- Quoted passage -
— Begin —
Flexible: It is also possible to change the columns chosen to Cluster the data any time using Liquid Clustering. So, if a particular column is chosen to Cluster the data, and, in future, if a different column, or, a set of different columns need to be used to Cluster the data, it is possible to change easily and Liquid Clustering will take care of the rest.
Better Concurrency: Liquid Clustering makes it easier for the works to be distributed amongst all the Nodes in the Compute for better Concurrency.

Scenarios that Benefit from Liquid Clustering

Following are the scenarios that benefit from using Liquid Clustering -
If the Delta Tables are often filtered by High Cardinality Columns
If there is significant Skew in the data distribution of the Delta Tables
If the Delta Tables grow rapidly and need maintenance and tuning all the time
If the Delta Tables need Concurrent Write requirements
If the Access Patterns of the Delta Tables change over time
If there is a typical Partition Key that could leave the Delta Tables with too many, or, too few Partitions

Introduction to Deletion Vectors

In the past, changing the existing data in a Delta Table would require Full Re-write of the required underlying files.
With the use of the Deletion Vectors, the records to be Deleted, Updated and Merged in a Delta Table are written to a single file, called the Deletion Vector File. So that, all the required underlying files that need to be Fully Re-written are not getting Re-written at that time.
— End —
- Records shown -
— Begin —
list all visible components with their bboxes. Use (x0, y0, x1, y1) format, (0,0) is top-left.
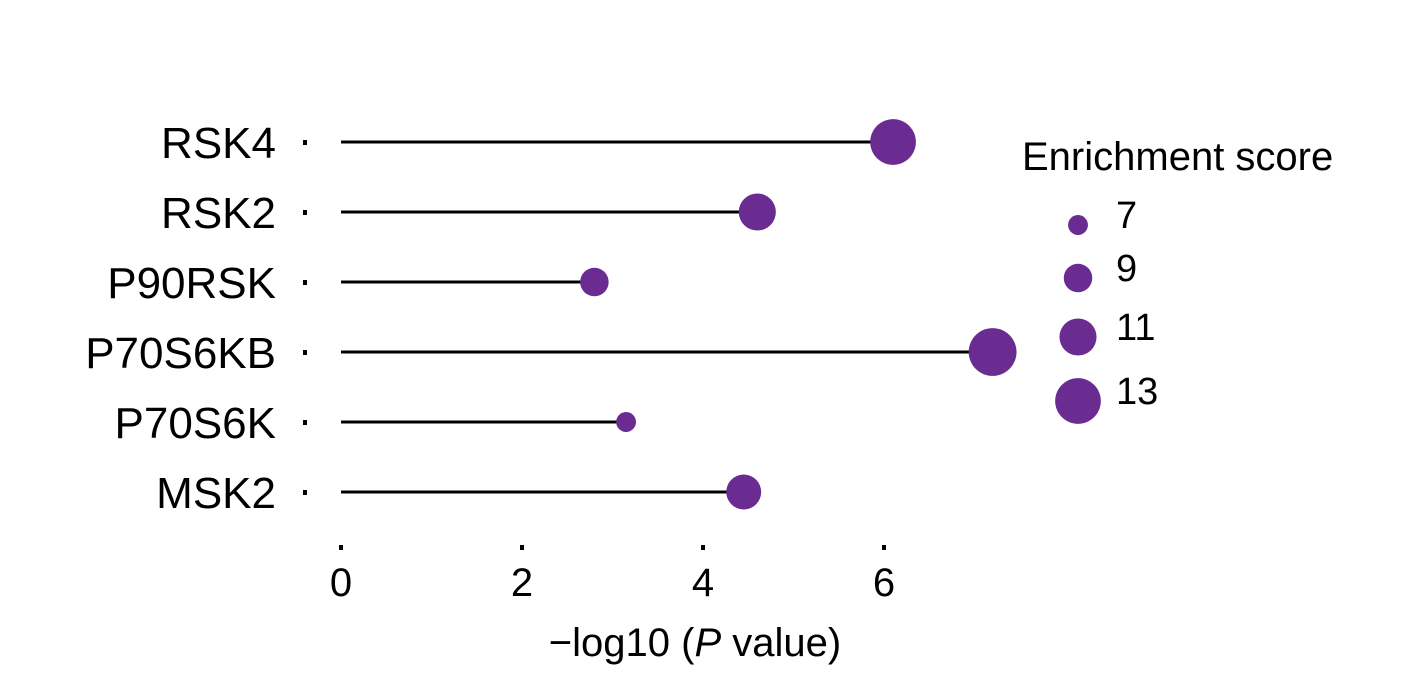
legend: Enrichment score 7 9 11 13 (1022, 135, 1333, 424)
legend-marker-9 (1063, 263, 1093, 293)
x-tick-label-4: 4 (692, 561, 714, 605)
points-layer (580, 119, 1017, 510)
legend-title: Enrichment score (1022, 135, 1333, 179)
y-tick-mark-p70s6kb (303, 350, 307, 355)
point-rsk2 (738, 193, 776, 231)
point-p70s6kb (968, 328, 1017, 376)
x-axis-title: −log10 (P value) (549, 621, 841, 665)
y-tick-mark-rsk2 (303, 210, 307, 215)
legend-label-11: 11 (1116, 307, 1155, 349)
y-tick-label-p70s6kb: P70S6KB (85, 329, 276, 378)
x-tick-mark-0 (339, 545, 343, 550)
y-tick-mark-p90rsk (303, 280, 307, 285)
y-axis: RSK4 RSK2 P90RSK P70S6KB P70S6K MSK2 (85, 119, 307, 518)
point-p90rsk (580, 267, 609, 297)
y-tick-mark-msk2 (303, 490, 307, 495)
legend-label-13: 13 (1116, 371, 1158, 413)
x-tick-label-0: 0 (330, 561, 352, 605)
stems-layer (341, 140, 993, 494)
y-tick-label-rsk4: RSK4 (161, 119, 276, 168)
y-tick-mark-rsk4 (303, 140, 307, 145)
point-rsk4 (870, 119, 916, 165)
legend-label-7: 7 (1116, 195, 1137, 237)
y-tick-label-p70s6k: P70S6K (115, 399, 276, 448)
y-tick-mark-p70s6k (303, 420, 307, 425)
x-tick-mark-4 (701, 545, 705, 550)
x-tick-label-2: 2 (511, 561, 533, 605)
x-tick-mark-2 (520, 545, 524, 550)
y-tick-label-p90rsk: P90RSK (107, 259, 276, 308)
legend-label-9: 9 (1116, 248, 1137, 290)
legend-marker-11 (1059, 318, 1097, 356)
legend-marker-7 (1068, 215, 1088, 235)
x-tick-mark-6 (882, 545, 886, 550)
y-tick-label-msk2: MSK2 (156, 469, 276, 518)
legend-marker-13 (1055, 378, 1101, 424)
x-axis: 0 2 4 6 (330, 545, 895, 605)
x-tick-label-6: 6 (873, 561, 895, 605)
y-tick-label-rsk2: RSK2 (161, 189, 276, 238)
point-msk2 (726, 474, 762, 510)
point-p70s6k (616, 412, 637, 432)
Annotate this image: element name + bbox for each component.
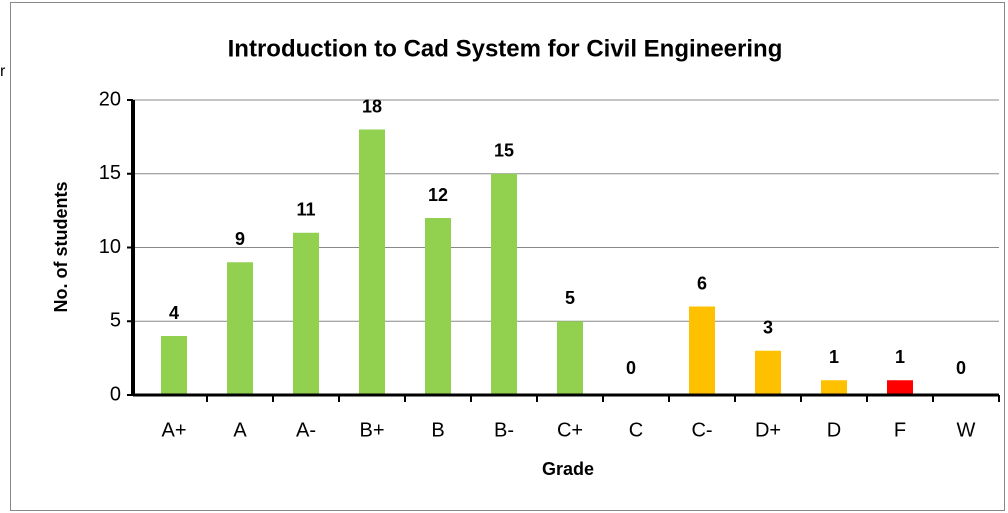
x-tick-label: C+ bbox=[557, 419, 583, 441]
x-tick-label: C bbox=[629, 419, 643, 441]
x-tick-label: B- bbox=[494, 419, 514, 441]
x-axis-label: Grade bbox=[542, 459, 594, 479]
bar bbox=[161, 336, 187, 395]
bar bbox=[887, 380, 913, 395]
value-label: 4 bbox=[169, 303, 179, 323]
y-axis-label: No. of students bbox=[51, 182, 71, 313]
value-label: 11 bbox=[296, 200, 315, 220]
y-tick-label: 0 bbox=[110, 383, 121, 405]
x-tick-label: B bbox=[431, 419, 444, 441]
bar bbox=[425, 218, 451, 395]
value-label: 12 bbox=[428, 185, 448, 205]
y-tick-label: 20 bbox=[99, 88, 121, 110]
value-label: 9 bbox=[235, 229, 245, 249]
bar bbox=[755, 350, 781, 395]
x-tick-label: A- bbox=[296, 419, 316, 441]
value-label: 6 bbox=[697, 273, 707, 293]
x-tick-label: C- bbox=[691, 419, 712, 441]
value-label: 15 bbox=[494, 141, 514, 161]
value-label: 18 bbox=[362, 96, 382, 116]
x-tick-label: B+ bbox=[359, 419, 384, 441]
value-label: 0 bbox=[956, 358, 966, 378]
bar bbox=[821, 380, 847, 395]
bar bbox=[689, 306, 715, 395]
x-tick-label: D bbox=[827, 419, 841, 441]
value-label: 1 bbox=[895, 347, 905, 367]
x-tick-label: A bbox=[233, 419, 247, 441]
x-tick-label: A+ bbox=[161, 419, 186, 441]
bar bbox=[293, 232, 319, 395]
value-label: 0 bbox=[626, 358, 636, 378]
bar bbox=[557, 321, 583, 395]
bar bbox=[491, 173, 517, 395]
value-label: 5 bbox=[565, 288, 575, 308]
value-label: 3 bbox=[763, 318, 773, 338]
value-label: 1 bbox=[829, 347, 839, 367]
y-tick-label: 10 bbox=[99, 236, 121, 258]
x-tick-label: W bbox=[957, 419, 976, 441]
x-tick-label: D+ bbox=[755, 419, 781, 441]
y-tick-label: 15 bbox=[99, 162, 121, 184]
bar bbox=[227, 262, 253, 395]
side-text: r bbox=[0, 63, 6, 80]
bar bbox=[359, 129, 385, 395]
y-tick-label: 5 bbox=[110, 310, 121, 332]
x-tick-label: F bbox=[894, 419, 906, 441]
chart-title: Introduction to Cad System for Civil Eng… bbox=[228, 35, 783, 62]
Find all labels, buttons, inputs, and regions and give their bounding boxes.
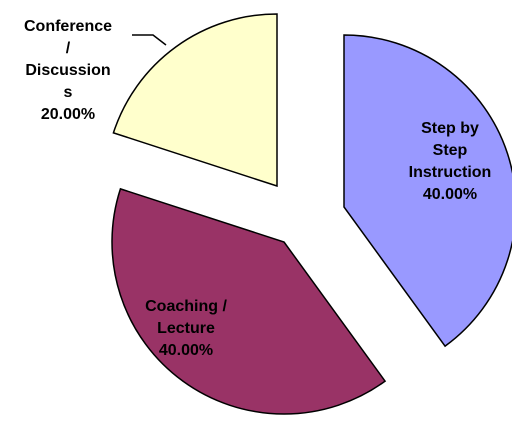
slice-label-line: Conference <box>24 18 112 35</box>
slice-label-line: Step <box>433 142 468 159</box>
pie-slice-step-by-step-instruction <box>343 34 512 348</box>
slice-label-line: 40.00% <box>423 186 477 203</box>
leader-lines <box>132 34 167 46</box>
pie-slice-coaching-lecture <box>111 187 387 415</box>
slice-labels: Step by Step Instruction 40.00% Coaching / Le… <box>24 18 491 359</box>
slice-label-step-by-step-instruction: Step by Step Instruction 40.00% <box>409 120 492 203</box>
slice-label-line: Discussion <box>25 62 110 79</box>
slice-label-line: / <box>66 40 71 57</box>
slice-label-line: s <box>64 84 73 101</box>
slice-label-line: 20.00% <box>41 106 95 123</box>
slice-label-line: Coaching / <box>145 298 227 315</box>
slice-label-line: Instruction <box>409 164 492 181</box>
slice-label-line: Step by <box>421 120 479 137</box>
pie-slices <box>111 13 512 415</box>
slice-label-conference-discussions: Conference / Discussion s 20.00% <box>24 18 112 123</box>
slice-label-line: Lecture <box>157 320 215 337</box>
leader-line-conference-discussions <box>132 34 167 46</box>
pie-slice-conference-discussions <box>112 13 278 188</box>
slice-label-line: 40.00% <box>159 342 213 359</box>
slice-label-coaching-lecture: Coaching / Lecture 40.00% <box>145 298 227 359</box>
— End —
- Required work -
1/ Return everything in the Delta Lake passage from "Scenarios that Benefit from Liquid" down to "required underlying files.", copied word for word.
2/ Resume the text on Liquid Clustering and Deletion Vectors from the point where it stops.

- Expected responses -
1/
Scenarios that Benefit from Liquid Clustering

Following are the scenarios that benefit from using Liquid Clustering -
If the Delta Tables are often filtered by High Cardinality Columns
If there is significant Skew in the data distribution of the Delta Tables
If the Delta Tables grow rapidly and need maintenance and tuning all the time
If the Delta Tables need Concurrent Write requirements
If the Access Patterns of the Delta Tables change over time
If there is a typical Partition Key that could leave the Delta Tables with too many, or, too few Partitions

Introduction to Deletion Vectors

In the past, changing the existing data in a Delta Table would require Full Re-write of the required underlying files.

2/
The Deletion Vector File keeps track of the changes made to a Delta Table, which saves Processing Time in the Compute.
At some point down the line, the required underlying files, for the DELETE, UPDATE and MERGE operations, are going to be Re-written when there is extra time, like at the time of running the VACUUM command. This is how the Deletion Vectors works.
Photon leverages Deletion Vectors for Predictive I/O Updates, i.e., it makes the DELETE, UPDATE and MERGE operations much faster. So that, it is not required to constantly wait for the Full Re-writes of the required underlying files to happen any time a DELETE, UPDATE or MERGE operation occurs.

Introduction to Predictive IO

Predictive IO does the following things in Delta Lake -
It automates the OPTIMIZE and VACUUM operations.
Previously, the OPTIMIZE and VACUUM operations needed to be run at a specific time manually. But now, Predictive IO uses Databrick’s years of experiences in building large AI, or, ML systems and then allow to predict when the OPTIMIZE and VACUUM operations need to be implemented, or, run.
It makes the Lakehouse a smarter Data Warehouse.
It works to have the best cost, or, benefit available.
It uses ML to determine the best way to provide the access to work with the data.
It leverages Deletion Vectors to accelerate the speed of the DELETE, UPDATE and MERGE operations by effectively reducing the frequency of the Full Re-writes of the required underlying files of the Delta Tables.